_Raw records:_

BEGIN

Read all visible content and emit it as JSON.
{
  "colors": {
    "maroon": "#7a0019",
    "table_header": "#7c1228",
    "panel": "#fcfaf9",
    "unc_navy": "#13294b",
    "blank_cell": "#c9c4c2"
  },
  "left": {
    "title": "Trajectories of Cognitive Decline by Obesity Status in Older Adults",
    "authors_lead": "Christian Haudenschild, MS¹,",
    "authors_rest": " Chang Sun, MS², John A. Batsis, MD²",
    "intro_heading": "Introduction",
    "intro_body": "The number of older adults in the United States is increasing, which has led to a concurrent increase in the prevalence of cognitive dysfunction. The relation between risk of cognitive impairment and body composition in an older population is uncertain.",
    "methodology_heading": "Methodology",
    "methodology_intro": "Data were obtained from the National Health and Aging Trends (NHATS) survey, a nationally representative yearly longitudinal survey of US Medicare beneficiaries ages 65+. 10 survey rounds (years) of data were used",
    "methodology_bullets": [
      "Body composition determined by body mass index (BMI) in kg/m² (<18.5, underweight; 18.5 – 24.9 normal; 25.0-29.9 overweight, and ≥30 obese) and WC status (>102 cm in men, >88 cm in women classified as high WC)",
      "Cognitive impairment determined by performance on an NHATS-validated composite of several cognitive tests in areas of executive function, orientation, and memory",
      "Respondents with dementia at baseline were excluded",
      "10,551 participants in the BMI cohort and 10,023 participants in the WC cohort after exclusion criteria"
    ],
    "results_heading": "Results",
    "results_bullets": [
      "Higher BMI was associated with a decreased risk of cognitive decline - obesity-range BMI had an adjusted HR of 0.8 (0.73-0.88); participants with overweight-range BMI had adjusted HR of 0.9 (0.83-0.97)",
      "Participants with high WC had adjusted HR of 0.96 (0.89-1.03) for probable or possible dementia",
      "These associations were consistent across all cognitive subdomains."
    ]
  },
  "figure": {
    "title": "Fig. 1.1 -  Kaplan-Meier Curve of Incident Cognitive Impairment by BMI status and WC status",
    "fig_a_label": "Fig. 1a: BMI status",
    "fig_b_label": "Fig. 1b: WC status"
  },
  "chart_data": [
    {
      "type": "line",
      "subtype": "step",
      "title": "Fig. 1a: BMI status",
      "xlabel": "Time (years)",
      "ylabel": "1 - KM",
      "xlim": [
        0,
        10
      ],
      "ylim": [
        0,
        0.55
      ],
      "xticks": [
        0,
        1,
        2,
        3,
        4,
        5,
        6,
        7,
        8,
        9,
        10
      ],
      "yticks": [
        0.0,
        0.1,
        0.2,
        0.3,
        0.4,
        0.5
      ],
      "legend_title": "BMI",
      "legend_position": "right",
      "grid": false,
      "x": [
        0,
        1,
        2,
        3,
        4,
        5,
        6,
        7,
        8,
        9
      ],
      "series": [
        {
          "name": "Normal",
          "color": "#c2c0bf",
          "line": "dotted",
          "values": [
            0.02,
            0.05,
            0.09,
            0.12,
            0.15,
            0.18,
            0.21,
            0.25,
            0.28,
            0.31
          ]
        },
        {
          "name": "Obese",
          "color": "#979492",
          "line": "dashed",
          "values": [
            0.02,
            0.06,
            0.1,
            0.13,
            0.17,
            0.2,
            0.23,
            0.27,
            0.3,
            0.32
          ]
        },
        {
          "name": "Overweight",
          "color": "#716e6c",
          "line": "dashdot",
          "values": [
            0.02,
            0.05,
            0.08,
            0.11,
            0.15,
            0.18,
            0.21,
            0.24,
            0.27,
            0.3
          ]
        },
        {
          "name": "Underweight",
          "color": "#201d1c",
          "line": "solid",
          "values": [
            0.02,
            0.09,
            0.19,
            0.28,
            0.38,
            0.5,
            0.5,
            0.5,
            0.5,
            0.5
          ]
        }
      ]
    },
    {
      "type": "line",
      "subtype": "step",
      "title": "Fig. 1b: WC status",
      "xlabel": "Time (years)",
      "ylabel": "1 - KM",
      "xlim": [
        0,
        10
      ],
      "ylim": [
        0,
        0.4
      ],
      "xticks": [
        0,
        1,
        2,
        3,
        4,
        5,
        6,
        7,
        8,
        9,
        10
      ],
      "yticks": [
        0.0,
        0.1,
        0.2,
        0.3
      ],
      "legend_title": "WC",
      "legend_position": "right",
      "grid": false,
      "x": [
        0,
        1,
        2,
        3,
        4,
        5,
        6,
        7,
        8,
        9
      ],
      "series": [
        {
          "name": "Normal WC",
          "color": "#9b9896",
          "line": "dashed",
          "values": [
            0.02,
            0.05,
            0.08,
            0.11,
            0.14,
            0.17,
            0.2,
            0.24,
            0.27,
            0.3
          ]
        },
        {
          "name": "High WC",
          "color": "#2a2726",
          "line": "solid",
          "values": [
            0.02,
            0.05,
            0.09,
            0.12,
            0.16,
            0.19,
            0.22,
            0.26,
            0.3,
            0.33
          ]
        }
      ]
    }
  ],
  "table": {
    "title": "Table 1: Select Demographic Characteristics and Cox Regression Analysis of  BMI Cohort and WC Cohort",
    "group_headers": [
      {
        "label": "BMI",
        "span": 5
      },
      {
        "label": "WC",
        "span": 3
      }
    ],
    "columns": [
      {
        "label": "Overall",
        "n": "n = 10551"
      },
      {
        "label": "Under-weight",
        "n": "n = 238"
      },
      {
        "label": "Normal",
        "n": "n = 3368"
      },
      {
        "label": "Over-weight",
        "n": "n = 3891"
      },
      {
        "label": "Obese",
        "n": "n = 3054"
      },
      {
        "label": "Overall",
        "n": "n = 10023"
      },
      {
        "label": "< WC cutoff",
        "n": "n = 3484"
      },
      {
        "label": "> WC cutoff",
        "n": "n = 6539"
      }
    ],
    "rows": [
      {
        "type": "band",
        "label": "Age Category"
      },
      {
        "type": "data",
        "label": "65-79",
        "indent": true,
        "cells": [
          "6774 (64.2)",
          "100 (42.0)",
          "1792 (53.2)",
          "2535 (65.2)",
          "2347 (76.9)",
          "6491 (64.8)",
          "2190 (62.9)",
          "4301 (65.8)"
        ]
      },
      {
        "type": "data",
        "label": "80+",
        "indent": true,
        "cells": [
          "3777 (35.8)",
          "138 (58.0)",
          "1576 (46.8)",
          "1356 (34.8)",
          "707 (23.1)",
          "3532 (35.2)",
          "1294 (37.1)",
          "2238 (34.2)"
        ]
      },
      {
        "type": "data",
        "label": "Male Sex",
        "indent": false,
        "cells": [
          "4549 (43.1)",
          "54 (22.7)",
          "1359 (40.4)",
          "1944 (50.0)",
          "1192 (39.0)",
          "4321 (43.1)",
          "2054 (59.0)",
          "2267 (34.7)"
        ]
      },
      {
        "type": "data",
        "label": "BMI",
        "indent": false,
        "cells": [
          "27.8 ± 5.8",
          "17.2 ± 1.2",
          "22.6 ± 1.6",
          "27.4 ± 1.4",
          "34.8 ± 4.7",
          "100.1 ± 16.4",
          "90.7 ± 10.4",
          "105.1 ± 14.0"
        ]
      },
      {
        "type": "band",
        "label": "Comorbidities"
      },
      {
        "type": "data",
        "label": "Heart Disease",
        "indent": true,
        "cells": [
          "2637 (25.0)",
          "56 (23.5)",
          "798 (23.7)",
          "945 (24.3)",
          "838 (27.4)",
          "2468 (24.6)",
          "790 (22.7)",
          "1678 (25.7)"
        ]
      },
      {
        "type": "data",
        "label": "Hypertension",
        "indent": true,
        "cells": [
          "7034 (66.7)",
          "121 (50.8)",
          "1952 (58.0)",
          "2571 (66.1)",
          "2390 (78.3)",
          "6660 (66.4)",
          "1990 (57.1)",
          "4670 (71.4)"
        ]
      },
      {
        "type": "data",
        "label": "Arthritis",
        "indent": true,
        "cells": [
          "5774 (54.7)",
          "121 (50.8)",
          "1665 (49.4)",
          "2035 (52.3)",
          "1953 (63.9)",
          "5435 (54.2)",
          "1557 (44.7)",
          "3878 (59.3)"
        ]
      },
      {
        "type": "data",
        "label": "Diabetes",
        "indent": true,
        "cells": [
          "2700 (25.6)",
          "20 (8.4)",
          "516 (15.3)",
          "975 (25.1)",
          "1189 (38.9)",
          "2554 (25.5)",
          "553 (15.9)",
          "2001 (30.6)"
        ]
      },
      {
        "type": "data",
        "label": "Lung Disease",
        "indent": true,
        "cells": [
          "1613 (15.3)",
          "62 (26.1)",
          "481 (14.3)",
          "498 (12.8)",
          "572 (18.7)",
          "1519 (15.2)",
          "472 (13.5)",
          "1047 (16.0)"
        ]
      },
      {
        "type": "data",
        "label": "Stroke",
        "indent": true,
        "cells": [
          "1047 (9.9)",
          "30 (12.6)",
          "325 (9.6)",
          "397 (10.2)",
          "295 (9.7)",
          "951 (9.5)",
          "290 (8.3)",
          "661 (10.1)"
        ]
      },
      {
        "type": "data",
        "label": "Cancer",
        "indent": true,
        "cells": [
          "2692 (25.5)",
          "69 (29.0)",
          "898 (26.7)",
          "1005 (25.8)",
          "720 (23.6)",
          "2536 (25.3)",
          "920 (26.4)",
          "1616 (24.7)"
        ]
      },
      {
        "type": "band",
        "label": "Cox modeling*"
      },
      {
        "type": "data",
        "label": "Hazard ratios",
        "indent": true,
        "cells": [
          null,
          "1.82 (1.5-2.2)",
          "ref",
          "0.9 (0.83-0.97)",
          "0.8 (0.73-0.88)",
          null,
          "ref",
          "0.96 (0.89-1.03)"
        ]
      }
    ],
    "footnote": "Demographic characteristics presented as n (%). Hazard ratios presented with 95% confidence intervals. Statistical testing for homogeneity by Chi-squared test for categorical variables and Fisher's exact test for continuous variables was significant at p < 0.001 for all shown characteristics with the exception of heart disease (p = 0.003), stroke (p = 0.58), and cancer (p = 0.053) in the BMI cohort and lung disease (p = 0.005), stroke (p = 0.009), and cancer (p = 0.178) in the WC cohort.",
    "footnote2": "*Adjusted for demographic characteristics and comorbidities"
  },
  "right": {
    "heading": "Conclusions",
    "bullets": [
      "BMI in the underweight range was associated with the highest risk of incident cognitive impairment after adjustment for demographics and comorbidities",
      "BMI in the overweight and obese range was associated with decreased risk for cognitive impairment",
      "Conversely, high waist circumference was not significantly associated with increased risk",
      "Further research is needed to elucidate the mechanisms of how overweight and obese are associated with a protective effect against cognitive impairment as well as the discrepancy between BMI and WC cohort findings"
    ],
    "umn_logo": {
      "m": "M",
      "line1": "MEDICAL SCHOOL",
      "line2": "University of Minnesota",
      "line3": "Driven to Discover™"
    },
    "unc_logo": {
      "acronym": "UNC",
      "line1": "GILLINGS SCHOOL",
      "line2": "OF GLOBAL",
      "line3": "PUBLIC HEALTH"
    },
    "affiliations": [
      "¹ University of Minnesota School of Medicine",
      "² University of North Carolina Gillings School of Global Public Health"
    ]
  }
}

END

_Problem statement:_ Lines that hold "dementia" are the ones to copy; find all of them.

_The completed task:_
      "Respondents with dementia at baseline were excluded",
      "Participants with high WC had adjusted HR of 0.96 (0.89-1.03) for probable or possible dementia",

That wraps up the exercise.